- Set problem:
Check every line below for the word "JSON" and copy the ones that have it.

[A run of records]
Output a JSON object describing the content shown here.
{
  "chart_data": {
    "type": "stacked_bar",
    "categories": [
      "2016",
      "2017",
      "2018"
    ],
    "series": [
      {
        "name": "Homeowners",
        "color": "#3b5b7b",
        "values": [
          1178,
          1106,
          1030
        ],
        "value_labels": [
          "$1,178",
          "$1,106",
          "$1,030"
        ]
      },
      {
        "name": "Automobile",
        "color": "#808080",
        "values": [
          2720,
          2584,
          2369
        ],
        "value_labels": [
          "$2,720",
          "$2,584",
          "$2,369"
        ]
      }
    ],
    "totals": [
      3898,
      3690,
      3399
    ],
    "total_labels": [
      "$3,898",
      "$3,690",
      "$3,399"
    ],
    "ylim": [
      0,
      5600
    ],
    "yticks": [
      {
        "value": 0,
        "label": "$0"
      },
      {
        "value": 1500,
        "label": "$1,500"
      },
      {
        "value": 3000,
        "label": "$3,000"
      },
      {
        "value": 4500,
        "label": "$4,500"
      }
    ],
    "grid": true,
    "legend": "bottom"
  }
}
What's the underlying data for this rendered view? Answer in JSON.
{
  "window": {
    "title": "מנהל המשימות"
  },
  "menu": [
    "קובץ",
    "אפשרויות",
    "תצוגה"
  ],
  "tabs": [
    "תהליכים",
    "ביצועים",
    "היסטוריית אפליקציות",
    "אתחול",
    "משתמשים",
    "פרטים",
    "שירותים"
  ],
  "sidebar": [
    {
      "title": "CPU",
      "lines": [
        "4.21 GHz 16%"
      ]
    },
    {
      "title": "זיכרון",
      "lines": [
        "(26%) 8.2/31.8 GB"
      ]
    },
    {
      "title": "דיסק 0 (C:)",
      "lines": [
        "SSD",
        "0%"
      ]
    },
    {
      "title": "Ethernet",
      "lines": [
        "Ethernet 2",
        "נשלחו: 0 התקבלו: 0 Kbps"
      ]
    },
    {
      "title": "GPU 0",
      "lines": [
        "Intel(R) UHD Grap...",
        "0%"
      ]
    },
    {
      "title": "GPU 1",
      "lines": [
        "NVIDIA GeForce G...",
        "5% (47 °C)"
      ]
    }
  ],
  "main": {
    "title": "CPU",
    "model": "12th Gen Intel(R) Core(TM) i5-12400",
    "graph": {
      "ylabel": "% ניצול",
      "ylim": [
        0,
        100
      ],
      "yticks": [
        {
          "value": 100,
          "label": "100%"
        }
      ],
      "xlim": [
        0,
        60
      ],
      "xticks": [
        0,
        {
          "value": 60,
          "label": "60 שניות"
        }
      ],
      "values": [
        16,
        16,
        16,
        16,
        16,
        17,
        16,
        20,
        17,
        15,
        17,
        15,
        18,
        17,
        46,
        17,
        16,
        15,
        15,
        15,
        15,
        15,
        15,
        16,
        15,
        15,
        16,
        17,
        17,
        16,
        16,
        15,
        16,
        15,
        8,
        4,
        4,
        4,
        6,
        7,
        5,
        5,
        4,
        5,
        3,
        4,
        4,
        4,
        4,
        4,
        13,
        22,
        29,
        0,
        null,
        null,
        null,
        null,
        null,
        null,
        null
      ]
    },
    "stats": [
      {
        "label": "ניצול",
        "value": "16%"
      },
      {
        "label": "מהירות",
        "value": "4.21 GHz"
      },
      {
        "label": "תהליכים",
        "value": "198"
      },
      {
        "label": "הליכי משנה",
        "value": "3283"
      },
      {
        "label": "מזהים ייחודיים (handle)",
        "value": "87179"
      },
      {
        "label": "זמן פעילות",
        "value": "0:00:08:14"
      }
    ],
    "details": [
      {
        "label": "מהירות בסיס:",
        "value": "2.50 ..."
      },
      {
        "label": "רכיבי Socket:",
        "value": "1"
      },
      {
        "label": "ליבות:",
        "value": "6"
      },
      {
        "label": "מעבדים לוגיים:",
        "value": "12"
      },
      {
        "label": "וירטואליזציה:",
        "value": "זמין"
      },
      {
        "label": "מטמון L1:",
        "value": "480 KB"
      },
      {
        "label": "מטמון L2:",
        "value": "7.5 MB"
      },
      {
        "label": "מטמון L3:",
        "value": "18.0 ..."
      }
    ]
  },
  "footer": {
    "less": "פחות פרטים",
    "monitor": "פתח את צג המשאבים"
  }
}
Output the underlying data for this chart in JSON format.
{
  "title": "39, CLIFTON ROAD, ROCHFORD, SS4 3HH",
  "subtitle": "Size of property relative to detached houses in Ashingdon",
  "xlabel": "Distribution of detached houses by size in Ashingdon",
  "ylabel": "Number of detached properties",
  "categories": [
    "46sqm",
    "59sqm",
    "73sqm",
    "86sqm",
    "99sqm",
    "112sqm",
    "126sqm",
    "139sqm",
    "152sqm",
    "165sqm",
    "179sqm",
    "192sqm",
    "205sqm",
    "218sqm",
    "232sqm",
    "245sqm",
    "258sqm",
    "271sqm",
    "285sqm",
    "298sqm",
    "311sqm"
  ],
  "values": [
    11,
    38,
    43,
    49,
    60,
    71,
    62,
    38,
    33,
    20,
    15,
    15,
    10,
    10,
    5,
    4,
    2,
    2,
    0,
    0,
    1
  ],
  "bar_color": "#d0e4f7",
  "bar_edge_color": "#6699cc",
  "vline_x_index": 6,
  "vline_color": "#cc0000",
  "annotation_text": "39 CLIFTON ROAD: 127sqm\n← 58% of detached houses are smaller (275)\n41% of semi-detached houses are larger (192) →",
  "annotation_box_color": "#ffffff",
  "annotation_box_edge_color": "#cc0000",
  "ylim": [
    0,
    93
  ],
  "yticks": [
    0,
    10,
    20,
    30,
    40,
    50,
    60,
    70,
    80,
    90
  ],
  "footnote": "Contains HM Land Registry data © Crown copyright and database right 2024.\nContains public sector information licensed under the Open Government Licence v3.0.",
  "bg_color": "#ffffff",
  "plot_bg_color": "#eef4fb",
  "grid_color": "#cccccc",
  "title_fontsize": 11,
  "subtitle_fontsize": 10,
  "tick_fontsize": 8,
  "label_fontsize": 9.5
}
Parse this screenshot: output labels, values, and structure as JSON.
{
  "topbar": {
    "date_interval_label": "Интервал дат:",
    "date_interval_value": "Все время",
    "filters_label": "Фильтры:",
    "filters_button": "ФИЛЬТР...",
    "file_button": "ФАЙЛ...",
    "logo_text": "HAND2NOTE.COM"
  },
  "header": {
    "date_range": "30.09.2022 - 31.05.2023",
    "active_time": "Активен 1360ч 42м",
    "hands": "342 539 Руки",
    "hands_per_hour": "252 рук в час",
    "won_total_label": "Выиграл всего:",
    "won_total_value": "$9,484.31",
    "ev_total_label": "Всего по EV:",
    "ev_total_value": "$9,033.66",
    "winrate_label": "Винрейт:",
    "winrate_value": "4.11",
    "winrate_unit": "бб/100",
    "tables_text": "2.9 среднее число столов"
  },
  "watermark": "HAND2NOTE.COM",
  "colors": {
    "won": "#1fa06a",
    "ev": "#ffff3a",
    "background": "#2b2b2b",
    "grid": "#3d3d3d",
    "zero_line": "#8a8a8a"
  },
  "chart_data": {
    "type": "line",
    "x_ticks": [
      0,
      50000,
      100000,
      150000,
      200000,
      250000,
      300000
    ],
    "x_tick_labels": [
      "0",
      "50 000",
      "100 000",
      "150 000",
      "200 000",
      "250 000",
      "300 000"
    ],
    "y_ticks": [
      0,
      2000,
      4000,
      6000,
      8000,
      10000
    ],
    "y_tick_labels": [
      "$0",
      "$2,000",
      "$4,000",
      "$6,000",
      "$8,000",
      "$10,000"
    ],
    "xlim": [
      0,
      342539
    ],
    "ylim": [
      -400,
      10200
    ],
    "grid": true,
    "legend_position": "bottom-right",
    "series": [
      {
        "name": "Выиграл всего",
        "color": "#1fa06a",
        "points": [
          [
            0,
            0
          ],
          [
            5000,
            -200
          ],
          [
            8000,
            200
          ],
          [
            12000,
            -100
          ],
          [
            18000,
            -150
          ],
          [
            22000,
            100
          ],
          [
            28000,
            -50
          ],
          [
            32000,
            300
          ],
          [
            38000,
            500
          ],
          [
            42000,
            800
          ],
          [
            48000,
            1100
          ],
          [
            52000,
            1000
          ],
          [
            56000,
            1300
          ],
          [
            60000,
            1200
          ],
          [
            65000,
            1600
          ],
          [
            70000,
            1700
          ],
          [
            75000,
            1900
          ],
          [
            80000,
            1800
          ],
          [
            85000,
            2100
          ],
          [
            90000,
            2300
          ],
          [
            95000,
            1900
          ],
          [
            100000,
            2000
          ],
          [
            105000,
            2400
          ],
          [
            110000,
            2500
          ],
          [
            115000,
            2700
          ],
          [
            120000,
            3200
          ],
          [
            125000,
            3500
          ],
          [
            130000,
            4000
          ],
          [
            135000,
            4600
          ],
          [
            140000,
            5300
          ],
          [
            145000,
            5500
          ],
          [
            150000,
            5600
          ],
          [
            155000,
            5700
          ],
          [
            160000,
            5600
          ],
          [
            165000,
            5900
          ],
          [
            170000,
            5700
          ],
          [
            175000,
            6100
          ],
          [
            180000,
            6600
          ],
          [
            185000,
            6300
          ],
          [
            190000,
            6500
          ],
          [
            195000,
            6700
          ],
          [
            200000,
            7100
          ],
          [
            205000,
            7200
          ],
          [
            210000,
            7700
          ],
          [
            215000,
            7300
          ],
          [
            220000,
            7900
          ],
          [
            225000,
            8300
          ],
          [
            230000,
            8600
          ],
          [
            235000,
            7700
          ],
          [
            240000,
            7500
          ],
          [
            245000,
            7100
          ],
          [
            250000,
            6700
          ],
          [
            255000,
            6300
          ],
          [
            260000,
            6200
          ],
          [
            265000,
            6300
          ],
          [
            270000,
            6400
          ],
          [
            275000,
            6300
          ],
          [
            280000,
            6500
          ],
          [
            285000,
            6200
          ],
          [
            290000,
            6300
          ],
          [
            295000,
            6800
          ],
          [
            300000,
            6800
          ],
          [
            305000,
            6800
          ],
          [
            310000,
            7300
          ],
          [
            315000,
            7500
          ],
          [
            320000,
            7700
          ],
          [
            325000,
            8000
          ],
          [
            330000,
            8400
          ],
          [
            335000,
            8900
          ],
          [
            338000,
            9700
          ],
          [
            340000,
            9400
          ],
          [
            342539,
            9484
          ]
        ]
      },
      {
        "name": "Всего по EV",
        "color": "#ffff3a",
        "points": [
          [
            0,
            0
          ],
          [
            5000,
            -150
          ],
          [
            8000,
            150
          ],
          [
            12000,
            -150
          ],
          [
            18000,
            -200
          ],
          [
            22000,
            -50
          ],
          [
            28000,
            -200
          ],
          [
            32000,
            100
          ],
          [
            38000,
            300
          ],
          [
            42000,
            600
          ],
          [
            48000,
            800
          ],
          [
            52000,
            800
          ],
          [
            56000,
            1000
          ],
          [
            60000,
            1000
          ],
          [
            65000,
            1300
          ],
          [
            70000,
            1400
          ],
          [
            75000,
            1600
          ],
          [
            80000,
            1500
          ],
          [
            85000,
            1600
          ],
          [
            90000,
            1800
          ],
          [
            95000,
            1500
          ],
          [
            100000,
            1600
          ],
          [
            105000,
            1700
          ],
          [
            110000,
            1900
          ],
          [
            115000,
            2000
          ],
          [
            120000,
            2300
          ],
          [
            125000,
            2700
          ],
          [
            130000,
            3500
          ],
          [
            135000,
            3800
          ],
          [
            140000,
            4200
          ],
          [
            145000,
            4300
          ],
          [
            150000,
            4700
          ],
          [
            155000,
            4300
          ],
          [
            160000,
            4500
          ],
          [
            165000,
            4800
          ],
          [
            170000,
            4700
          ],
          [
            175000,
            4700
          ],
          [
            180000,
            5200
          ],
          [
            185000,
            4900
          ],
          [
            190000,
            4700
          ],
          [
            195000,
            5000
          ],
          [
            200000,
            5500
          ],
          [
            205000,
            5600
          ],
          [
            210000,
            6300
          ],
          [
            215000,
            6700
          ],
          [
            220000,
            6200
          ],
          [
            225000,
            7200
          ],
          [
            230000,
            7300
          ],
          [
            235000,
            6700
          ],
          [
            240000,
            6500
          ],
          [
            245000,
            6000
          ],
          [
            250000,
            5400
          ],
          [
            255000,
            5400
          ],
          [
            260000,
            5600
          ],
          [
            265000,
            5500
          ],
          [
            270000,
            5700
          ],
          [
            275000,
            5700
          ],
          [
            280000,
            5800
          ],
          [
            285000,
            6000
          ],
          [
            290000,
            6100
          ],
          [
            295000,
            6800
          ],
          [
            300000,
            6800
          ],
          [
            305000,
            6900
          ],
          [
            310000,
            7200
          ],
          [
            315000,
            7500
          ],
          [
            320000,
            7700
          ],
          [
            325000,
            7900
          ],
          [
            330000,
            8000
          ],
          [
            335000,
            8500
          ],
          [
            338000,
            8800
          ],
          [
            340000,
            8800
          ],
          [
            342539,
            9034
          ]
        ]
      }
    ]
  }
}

- Response:
Output a JSON object describing the content shown here.
What's the underlying data for this rendered view? Answer in JSON.
Output the underlying data for this chart in JSON format.
Parse this screenshot: output labels, values, and structure as JSON.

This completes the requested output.